WORK TO COMPLETE. Copy all entries without alteration and skip the pictures they hold.

ENTRIES SHOWN.
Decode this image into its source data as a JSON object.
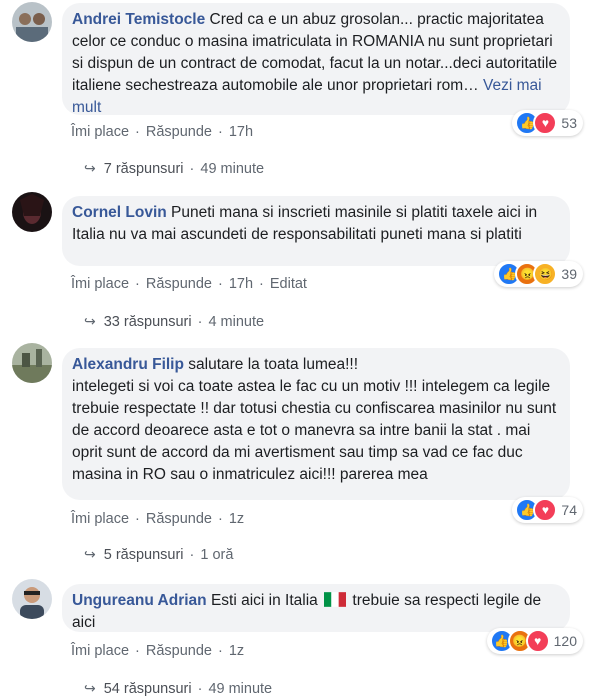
{
  "comments": [
    {
      "author": "Andrei Temistocle",
      "text": "Cred ca e un abuz grosolan... practic majoritatea celor ce conduc o masina imatriculata in ROMANIA nu sunt proprietari si dispun de un contract de comodat, facut la un notar...deci autoritatile italiene sechestreaza automobile ale unor proprietari rom…",
      "more": "Vezi mai mult",
      "like": "Îmi place",
      "reply": "Răspunde",
      "time": "17h",
      "reaction_count": "53",
      "reactions": [
        "like-icon",
        "love-icon"
      ],
      "replies": "7 răspunsuri",
      "replies_time": "49 minute"
    },
    {
      "author": "Cornel Lovin",
      "text": "Puneti mana si inscrieti masinile si platiti taxele aici in Italia nu va mai ascundeti de responsabilitati puneti mana si platiti",
      "like": "Îmi place",
      "reply": "Răspunde",
      "time": "17h",
      "edited": "Editat",
      "reaction_count": "39",
      "reactions": [
        "like-icon",
        "angry-icon",
        "haha-icon"
      ],
      "replies": "33 răspunsuri",
      "replies_time": "4 minute"
    },
    {
      "author": "Alexandru Filip",
      "text_first": "salutare la toata lumea!!!",
      "text": "intelegeti si voi ca toate astea le fac cu un motiv !!! intelegem ca legile trebuie respectate !! dar totusi chestia cu confiscarea masinilor nu sunt de accord deoarece asta e tot o manevra sa intre banii la stat . mai oprit sunt de accord da mi avertisment sau timp sa vad ce fac duc masina in RO sau o inmatriculez aici!!! parerea mea",
      "like": "Îmi place",
      "reply": "Răspunde",
      "time": "1z",
      "reaction_count": "74",
      "reactions": [
        "like-icon",
        "love-icon"
      ],
      "replies": "5 răspunsuri",
      "replies_time": "1 oră"
    },
    {
      "author": "Ungureanu Adrian",
      "text_a": "Esti aici in Italia",
      "text_b": "trebuie sa respecti legile de aici",
      "like": "Îmi place",
      "reply": "Răspunde",
      "time": "1z",
      "reaction_count": "120",
      "reactions": [
        "like-icon",
        "angry-icon",
        "love-icon"
      ],
      "replies": "54 răspunsuri",
      "replies_time": "49 minute"
    }
  ],
  "colors": {
    "author": "#385898",
    "bubble": "#f2f3f5",
    "meta": "#606770",
    "like": "#2078f4",
    "love": "#f33e58",
    "angry": "#e9710f"
  }
}
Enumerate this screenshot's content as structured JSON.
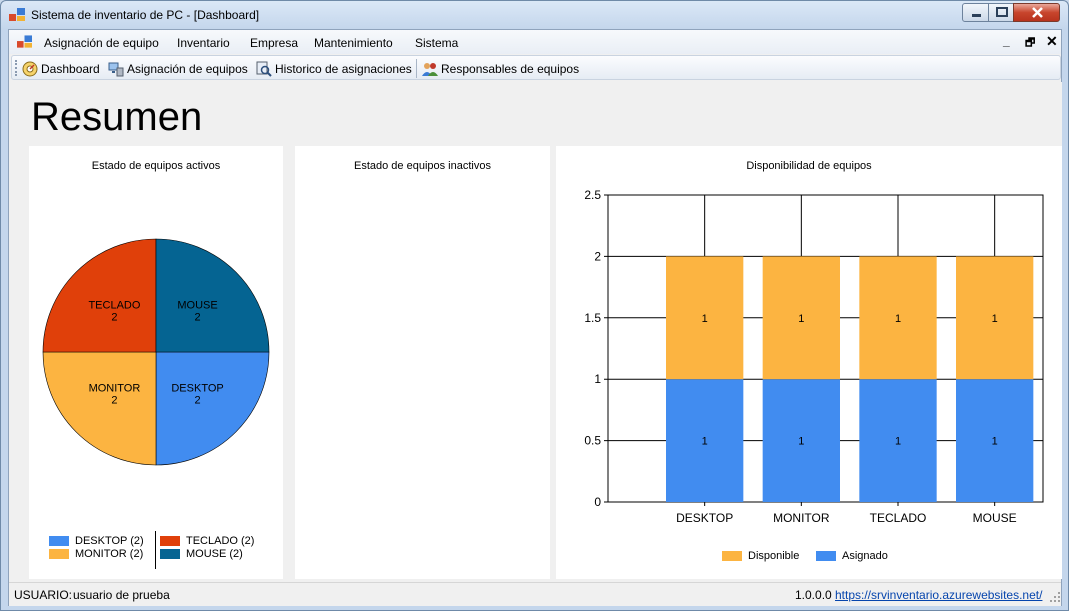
{
  "window": {
    "title": "Sistema de inventario de PC - [Dashboard]"
  },
  "menu": {
    "items": [
      "Asignación de equipo",
      "Inventario",
      "Empresa",
      "Mantenimiento",
      "Sistema"
    ]
  },
  "toolbar": {
    "buttons": [
      {
        "label": "Dashboard",
        "icon": "dashboard-icon"
      },
      {
        "label": "Asignación de equipos",
        "icon": "computer-assign-icon"
      },
      {
        "label": "Historico de asignaciones",
        "icon": "history-search-icon"
      },
      {
        "label": "Responsables de equipos",
        "icon": "users-group-icon"
      }
    ]
  },
  "page": {
    "title": "Resumen"
  },
  "panels": {
    "active": {
      "title": "Estado de equipos activos",
      "legend": [
        "DESKTOP (2)",
        "MONITOR (2)",
        "TECLADO (2)",
        "MOUSE (2)"
      ]
    },
    "inactive": {
      "title": "Estado de equipos inactivos"
    },
    "availability": {
      "title": "Disponibilidad de equipos",
      "legend": [
        "Disponible",
        "Asignado"
      ]
    }
  },
  "chart_data": [
    {
      "type": "pie",
      "title": "Estado de equipos activos",
      "categories": [
        "DESKTOP",
        "MONITOR",
        "TECLADO",
        "MOUSE"
      ],
      "values": [
        2,
        2,
        2,
        2
      ],
      "colors": [
        "#418cf0",
        "#fcb441",
        "#e0400a",
        "#056492"
      ],
      "legend_position": "bottom"
    },
    {
      "type": "bar",
      "stacked": true,
      "title": "Disponibilidad de equipos",
      "categories": [
        "DESKTOP",
        "MONITOR",
        "TECLADO",
        "MOUSE"
      ],
      "series": [
        {
          "name": "Asignado",
          "values": [
            1,
            1,
            1,
            1
          ],
          "color": "#418cf0"
        },
        {
          "name": "Disponible",
          "values": [
            1,
            1,
            1,
            1
          ],
          "color": "#fcb441"
        }
      ],
      "ylim": [
        0,
        2.5
      ],
      "yticks": [
        "0",
        "0.5",
        "1",
        "1.5",
        "2",
        "2.5"
      ],
      "grid": true,
      "legend_position": "bottom"
    }
  ],
  "status": {
    "user_label": "USUARIO:",
    "user_value": "usuario de prueba",
    "version": "1.0.0.0",
    "link": "https://srvinventario.azurewebsites.net/"
  }
}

SOLUTION TO THIS TASK.
Decode this image into its source data as a JSON object.
{
  "comments": [
    {
      "author": "Andrei Temistocle",
      "text": "Cred ca e un abuz grosolan... practic majoritatea celor ce conduc o masina imatriculata in ROMANIA nu sunt proprietari si dispun de un contract de comodat, facut la un notar...deci autoritatile italiene sechestreaza automobile ale unor proprietari rom…",
      "more": "Vezi mai mult",
      "like": "Îmi place",
      "reply": "Răspunde",
      "time": "17h",
      "reaction_count": "53",
      "reactions": [
        "like-icon",
        "love-icon"
      ],
      "replies": "7 răspunsuri",
      "replies_time": "49 minute"
    },
    {
      "author": "Cornel Lovin",
      "text": "Puneti mana si inscrieti masinile si platiti taxele aici in Italia nu va mai ascundeti de responsabilitati puneti mana si platiti",
      "like": "Îmi place",
      "reply": "Răspunde",
      "time": "17h",
      "edited": "Editat",
      "reaction_count": "39",
      "reactions": [
        "like-icon",
        "angry-icon",
        "haha-icon"
      ],
      "replies": "33 răspunsuri",
      "replies_time": "4 minute"
    },
    {
      "author": "Alexandru Filip",
      "text_first": "salutare la toata lumea!!!",
      "text": "intelegeti si voi ca toate astea le fac cu un motiv !!! intelegem ca legile trebuie respectate !! dar totusi chestia cu confiscarea masinilor nu sunt de accord deoarece asta e tot o manevra sa intre banii la stat . mai oprit sunt de accord da mi avertisment sau timp sa vad ce fac duc masina in RO sau o inmatriculez aici!!! parerea mea",
      "like": "Îmi place",
      "reply": "Răspunde",
      "time": "1z",
      "reaction_count": "74",
      "reactions": [
        "like-icon",
        "love-icon"
      ],
      "replies": "5 răspunsuri",
      "replies_time": "1 oră"
    },
    {
      "author": "Ungureanu Adrian",
      "text_a": "Esti aici in Italia",
      "text_b": "trebuie sa respecti legile de aici",
      "like": "Îmi place",
      "reply": "Răspunde",
      "time": "1z",
      "reaction_count": "120",
      "reactions": [
        "like-icon",
        "angry-icon",
        "love-icon"
      ],
      "replies": "54 răspunsuri",
      "replies_time": "49 minute"
    }
  ],
  "colors": {
    "author": "#385898",
    "bubble": "#f2f3f5",
    "meta": "#606770",
    "like": "#2078f4",
    "love": "#f33e58",
    "angry": "#e9710f"
  }
}
Enumerate this screenshot's content as structured JSON.
{
  "window": {
    "title": "Sistema de inventario de PC - [Dashboard]"
  },
  "menu": {
    "items": [
      "Asignación de equipo",
      "Inventario",
      "Empresa",
      "Mantenimiento",
      "Sistema"
    ]
  },
  "toolbar": {
    "buttons": [
      {
        "label": "Dashboard",
        "icon": "dashboard-icon"
      },
      {
        "label": "Asignación de equipos",
        "icon": "computer-assign-icon"
      },
      {
        "label": "Historico de asignaciones",
        "icon": "history-search-icon"
      },
      {
        "label": "Responsables de equipos",
        "icon": "users-group-icon"
      }
    ]
  },
  "page": {
    "title": "Resumen"
  },
  "panels": {
    "active": {
      "title": "Estado de equipos activos",
      "legend": [
        "DESKTOP (2)",
        "MONITOR (2)",
        "TECLADO (2)",
        "MOUSE (2)"
      ]
    },
    "inactive": {
      "title": "Estado de equipos inactivos"
    },
    "availability": {
      "title": "Disponibilidad de equipos",
      "legend": [
        "Disponible",
        "Asignado"
      ]
    }
  },
  "chart_data": [
    {
      "type": "pie",
      "title": "Estado de equipos activos",
      "categories": [
        "DESKTOP",
        "MONITOR",
        "TECLADO",
        "MOUSE"
      ],
      "values": [
        2,
        2,
        2,
        2
      ],
      "colors": [
        "#418cf0",
        "#fcb441",
        "#e0400a",
        "#056492"
      ],
      "legend_position": "bottom"
    },
    {
      "type": "bar",
      "stacked": true,
      "title": "Disponibilidad de equipos",
      "categories": [
        "DESKTOP",
        "MONITOR",
        "TECLADO",
        "MOUSE"
      ],
      "series": [
        {
          "name": "Asignado",
          "values": [
            1,
            1,
            1,
            1
          ],
          "color": "#418cf0"
        },
        {
          "name": "Disponible",
          "values": [
            1,
            1,
            1,
            1
          ],
          "color": "#fcb441"
        }
      ],
      "ylim": [
        0,
        2.5
      ],
      "yticks": [
        "0",
        "0.5",
        "1",
        "1.5",
        "2",
        "2.5"
      ],
      "grid": true,
      "legend_position": "bottom"
    }
  ],
  "status": {
    "user_label": "USUARIO:",
    "user_value": "usuario de prueba",
    "version": "1.0.0.0",
    "link": "https://srvinventario.azurewebsites.net/"
  }
}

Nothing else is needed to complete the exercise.